Collection entries:
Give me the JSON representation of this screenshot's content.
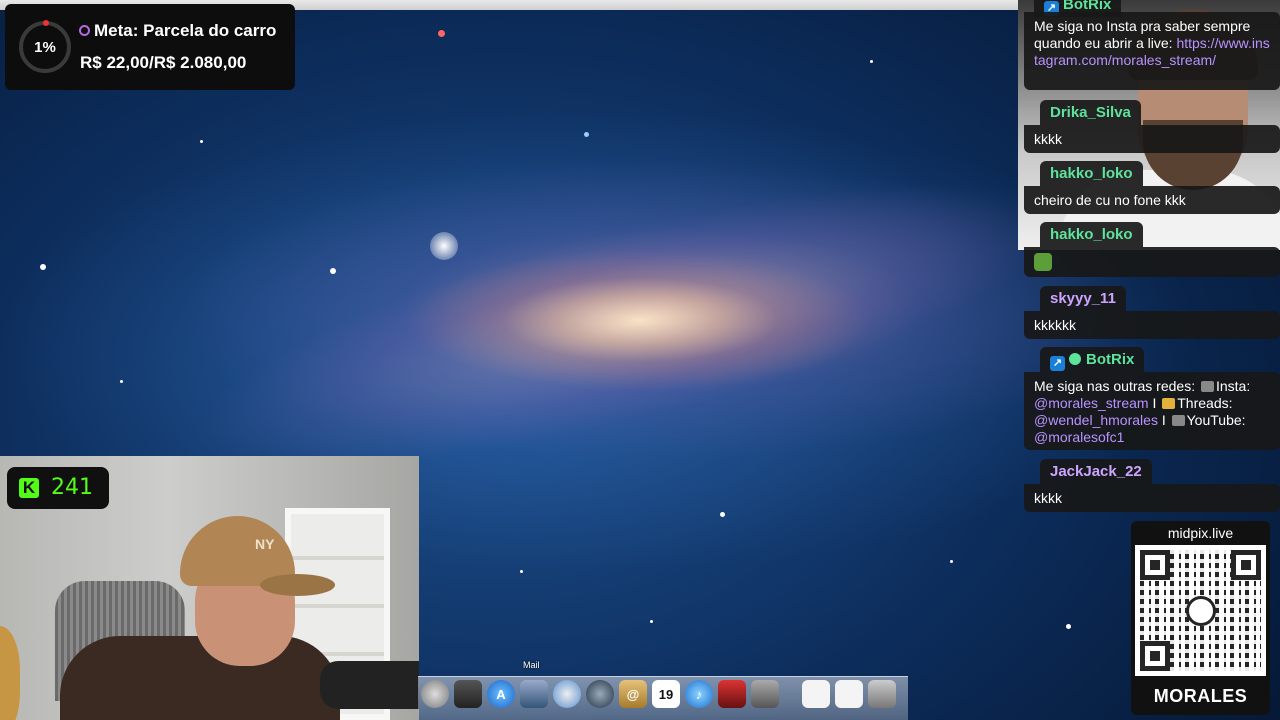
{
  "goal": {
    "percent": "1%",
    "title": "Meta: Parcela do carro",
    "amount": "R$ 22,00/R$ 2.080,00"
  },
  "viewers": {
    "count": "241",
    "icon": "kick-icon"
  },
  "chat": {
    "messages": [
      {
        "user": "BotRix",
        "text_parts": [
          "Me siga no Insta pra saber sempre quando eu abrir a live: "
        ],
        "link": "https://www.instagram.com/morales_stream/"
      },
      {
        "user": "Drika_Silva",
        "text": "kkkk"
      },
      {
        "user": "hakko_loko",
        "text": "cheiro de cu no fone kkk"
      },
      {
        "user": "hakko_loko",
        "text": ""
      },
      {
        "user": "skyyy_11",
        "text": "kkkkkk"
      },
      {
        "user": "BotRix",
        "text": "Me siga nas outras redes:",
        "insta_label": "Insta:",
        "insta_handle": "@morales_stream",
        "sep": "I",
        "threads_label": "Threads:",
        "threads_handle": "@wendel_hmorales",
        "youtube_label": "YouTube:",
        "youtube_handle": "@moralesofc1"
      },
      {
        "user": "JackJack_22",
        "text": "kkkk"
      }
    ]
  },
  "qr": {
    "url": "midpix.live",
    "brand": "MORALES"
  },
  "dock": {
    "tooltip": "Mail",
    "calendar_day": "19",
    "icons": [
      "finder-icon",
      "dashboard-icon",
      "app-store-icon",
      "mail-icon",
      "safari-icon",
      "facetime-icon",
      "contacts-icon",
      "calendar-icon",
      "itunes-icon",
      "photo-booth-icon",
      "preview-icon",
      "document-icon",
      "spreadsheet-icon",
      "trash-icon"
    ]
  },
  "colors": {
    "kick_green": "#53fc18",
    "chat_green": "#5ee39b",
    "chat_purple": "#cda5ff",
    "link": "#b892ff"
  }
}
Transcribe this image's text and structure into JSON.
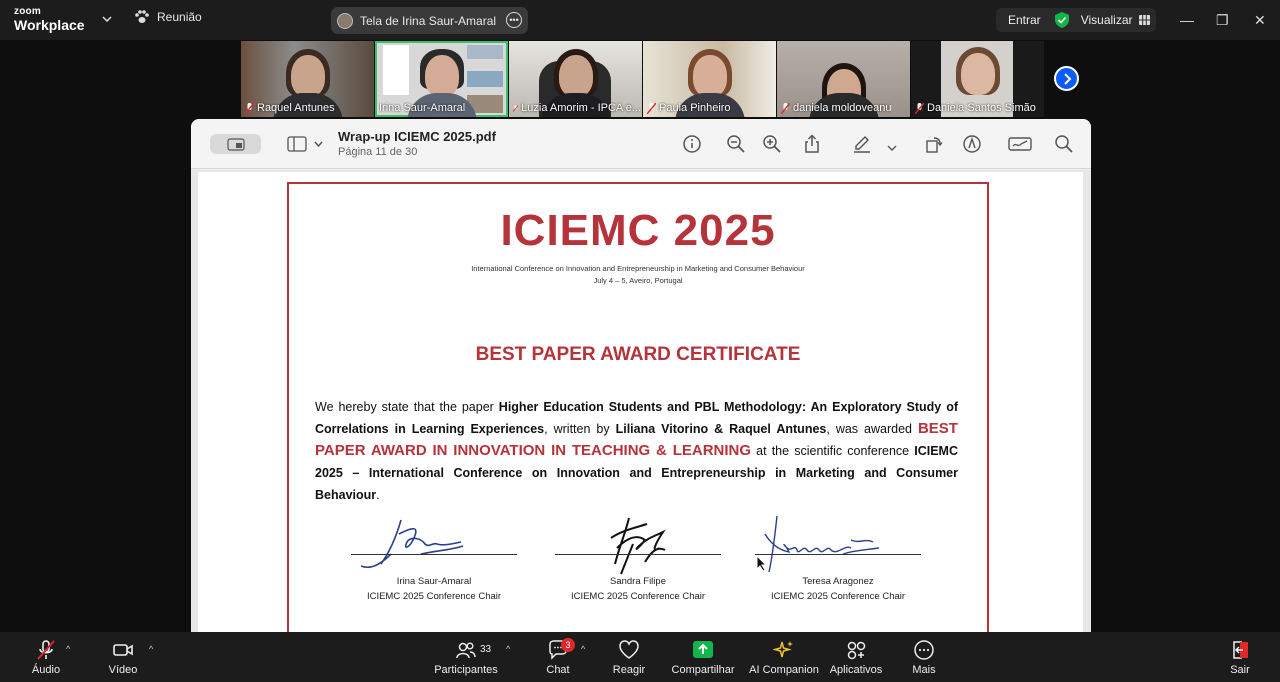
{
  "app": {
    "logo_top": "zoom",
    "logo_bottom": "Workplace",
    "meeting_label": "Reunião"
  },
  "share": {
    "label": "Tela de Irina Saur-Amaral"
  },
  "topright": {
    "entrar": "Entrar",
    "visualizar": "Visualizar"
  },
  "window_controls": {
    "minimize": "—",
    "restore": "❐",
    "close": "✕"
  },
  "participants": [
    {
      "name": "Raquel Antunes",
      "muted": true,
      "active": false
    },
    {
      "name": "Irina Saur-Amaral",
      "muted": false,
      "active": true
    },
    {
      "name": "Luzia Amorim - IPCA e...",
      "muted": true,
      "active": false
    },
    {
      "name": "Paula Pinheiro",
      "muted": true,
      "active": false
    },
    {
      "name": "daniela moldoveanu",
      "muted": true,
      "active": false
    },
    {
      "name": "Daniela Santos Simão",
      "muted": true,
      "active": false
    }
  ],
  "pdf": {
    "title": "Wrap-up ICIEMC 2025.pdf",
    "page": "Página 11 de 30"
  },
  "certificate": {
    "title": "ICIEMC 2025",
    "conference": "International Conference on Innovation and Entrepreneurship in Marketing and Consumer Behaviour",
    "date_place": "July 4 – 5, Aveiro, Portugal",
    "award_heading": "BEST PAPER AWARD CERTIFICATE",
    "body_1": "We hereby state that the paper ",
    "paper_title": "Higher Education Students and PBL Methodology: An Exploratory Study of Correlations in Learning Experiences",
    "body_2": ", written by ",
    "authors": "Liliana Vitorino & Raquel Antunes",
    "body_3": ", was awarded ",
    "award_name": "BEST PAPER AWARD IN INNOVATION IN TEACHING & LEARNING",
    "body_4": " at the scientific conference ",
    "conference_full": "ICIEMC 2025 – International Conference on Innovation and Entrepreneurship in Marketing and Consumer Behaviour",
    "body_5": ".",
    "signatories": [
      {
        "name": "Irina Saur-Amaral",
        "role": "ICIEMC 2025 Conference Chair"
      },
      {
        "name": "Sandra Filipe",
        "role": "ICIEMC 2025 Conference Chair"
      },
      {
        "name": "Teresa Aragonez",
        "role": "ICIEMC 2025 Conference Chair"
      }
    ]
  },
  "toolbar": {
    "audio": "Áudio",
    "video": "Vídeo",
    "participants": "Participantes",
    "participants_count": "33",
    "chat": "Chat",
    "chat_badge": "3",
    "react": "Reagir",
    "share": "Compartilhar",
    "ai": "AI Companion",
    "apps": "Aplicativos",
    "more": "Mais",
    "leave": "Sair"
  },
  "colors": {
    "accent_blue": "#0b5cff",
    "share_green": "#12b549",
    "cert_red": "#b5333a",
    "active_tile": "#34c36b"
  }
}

WRITTEN EXERCISE: Make an exact copy of the data, leaving its pictures out.

OUTPUT:
Give me the JSON representation of this screenshot's content.
{
  "goal": {
    "percent": "1%",
    "title": "Meta: Parcela do carro",
    "amount": "R$ 22,00/R$ 2.080,00"
  },
  "viewers": {
    "count": "241",
    "icon": "kick-icon"
  },
  "chat": {
    "messages": [
      {
        "user": "BotRix",
        "text_parts": [
          "Me siga no Insta pra saber sempre quando eu abrir a live: "
        ],
        "link": "https://www.instagram.com/morales_stream/"
      },
      {
        "user": "Drika_Silva",
        "text": "kkkk"
      },
      {
        "user": "hakko_loko",
        "text": "cheiro de cu no fone kkk"
      },
      {
        "user": "hakko_loko",
        "text": ""
      },
      {
        "user": "skyyy_11",
        "text": "kkkkkk"
      },
      {
        "user": "BotRix",
        "text": "Me siga nas outras redes:",
        "insta_label": "Insta:",
        "insta_handle": "@morales_stream",
        "sep": "I",
        "threads_label": "Threads:",
        "threads_handle": "@wendel_hmorales",
        "youtube_label": "YouTube:",
        "youtube_handle": "@moralesofc1"
      },
      {
        "user": "JackJack_22",
        "text": "kkkk"
      }
    ]
  },
  "qr": {
    "url": "midpix.live",
    "brand": "MORALES"
  },
  "dock": {
    "tooltip": "Mail",
    "calendar_day": "19",
    "icons": [
      "finder-icon",
      "dashboard-icon",
      "app-store-icon",
      "mail-icon",
      "safari-icon",
      "facetime-icon",
      "contacts-icon",
      "calendar-icon",
      "itunes-icon",
      "photo-booth-icon",
      "preview-icon",
      "document-icon",
      "spreadsheet-icon",
      "trash-icon"
    ]
  },
  "colors": {
    "kick_green": "#53fc18",
    "chat_green": "#5ee39b",
    "chat_purple": "#cda5ff",
    "link": "#b892ff"
  }
}
Transcribe this image's text and structure into JSON.
{
  "app": {
    "logo_top": "zoom",
    "logo_bottom": "Workplace",
    "meeting_label": "Reunião"
  },
  "share": {
    "label": "Tela de Irina Saur-Amaral"
  },
  "topright": {
    "entrar": "Entrar",
    "visualizar": "Visualizar"
  },
  "window_controls": {
    "minimize": "—",
    "restore": "❐",
    "close": "✕"
  },
  "participants": [
    {
      "name": "Raquel Antunes",
      "muted": true,
      "active": false
    },
    {
      "name": "Irina Saur-Amaral",
      "muted": false,
      "active": true
    },
    {
      "name": "Luzia Amorim - IPCA e...",
      "muted": true,
      "active": false
    },
    {
      "name": "Paula Pinheiro",
      "muted": true,
      "active": false
    },
    {
      "name": "daniela moldoveanu",
      "muted": true,
      "active": false
    },
    {
      "name": "Daniela Santos Simão",
      "muted": true,
      "active": false
    }
  ],
  "pdf": {
    "title": "Wrap-up ICIEMC 2025.pdf",
    "page": "Página 11 de 30"
  },
  "certificate": {
    "title": "ICIEMC 2025",
    "conference": "International Conference on Innovation and Entrepreneurship in Marketing and Consumer Behaviour",
    "date_place": "July 4 – 5, Aveiro, Portugal",
    "award_heading": "BEST PAPER AWARD CERTIFICATE",
    "body_1": "We hereby state that the paper ",
    "paper_title": "Higher Education Students and PBL Methodology: An Exploratory Study of Correlations in Learning Experiences",
    "body_2": ", written by ",
    "authors": "Liliana Vitorino & Raquel Antunes",
    "body_3": ", was awarded ",
    "award_name": "BEST PAPER AWARD IN INNOVATION IN TEACHING & LEARNING",
    "body_4": " at the scientific conference ",
    "conference_full": "ICIEMC 2025 – International Conference on Innovation and Entrepreneurship in Marketing and Consumer Behaviour",
    "body_5": ".",
    "signatories": [
      {
        "name": "Irina Saur-Amaral",
        "role": "ICIEMC 2025 Conference Chair"
      },
      {
        "name": "Sandra Filipe",
        "role": "ICIEMC 2025 Conference Chair"
      },
      {
        "name": "Teresa Aragonez",
        "role": "ICIEMC 2025 Conference Chair"
      }
    ]
  },
  "toolbar": {
    "audio": "Áudio",
    "video": "Vídeo",
    "participants": "Participantes",
    "participants_count": "33",
    "chat": "Chat",
    "chat_badge": "3",
    "react": "Reagir",
    "share": "Compartilhar",
    "ai": "AI Companion",
    "apps": "Aplicativos",
    "more": "Mais",
    "leave": "Sair"
  },
  "colors": {
    "accent_blue": "#0b5cff",
    "share_green": "#12b549",
    "cert_red": "#b5333a",
    "active_tile": "#34c36b"
  }
}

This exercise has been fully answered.